SHORT PROBLEM
All lines below must be repeated exactly, with the pictures omitted.

** START PROVIDED DATA **

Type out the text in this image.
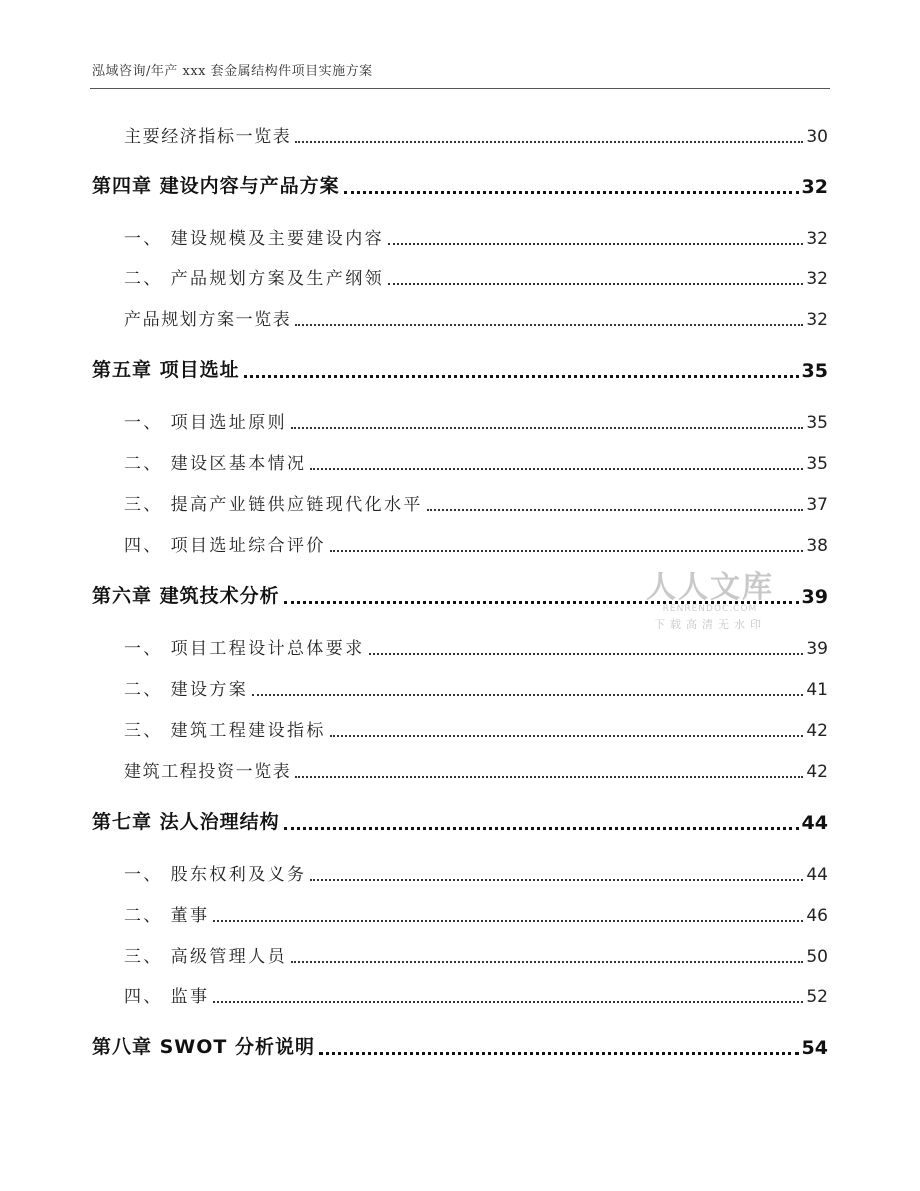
泓域咨询/年产 xxx 套金属结构件项目实施方案
主要经济指标一览表	30
第四章 建设内容与产品方案	32
一、 建设规模及主要建设内容	32
二、 产品规划方案及生产纲领	32
产品规划方案一览表	32
第五章 项目选址	35
一、 项目选址原则	35
二、 建设区基本情况	35
三、 提高产业链供应链现代化水平	37
四、 项目选址综合评价	38
第六章 建筑技术分析	39
一、 项目工程设计总体要求	39
二、 建设方案	41
三、 建筑工程建设指标	42
建筑工程投资一览表	42
第七章 法人治理结构	44
一、 股东权利及义务	44
二、 董事	46
三、 高级管理人员	50
四、 监事	52
第八章 SWOT 分析说明	54
人人文库
RENRENDOC.COM
下载高清无水印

** END PROVIDED DATA **

FINISHED ANSWER
Type out the text in this image.
泓域咨询/年产 xxx 套金属结构件项目实施方案
主要经济指标一览表	30
第四章 建设内容与产品方案	32
一、 建设规模及主要建设内容	32
二、 产品规划方案及生产纲领	32
产品规划方案一览表	32
第五章 项目选址	35
一、 项目选址原则	35
二、 建设区基本情况	35
三、 提高产业链供应链现代化水平	37
四、 项目选址综合评价	38
第六章 建筑技术分析	39
一、 项目工程设计总体要求	39
二、 建设方案	41
三、 建筑工程建设指标	42
建筑工程投资一览表	42
第七章 法人治理结构	44
一、 股东权利及义务	44
二、 董事	46
三、 高级管理人员	50
四、 监事	52
第八章 SWOT 分析说明	54
人人文库
RENRENDOC.COM
下载高清无水印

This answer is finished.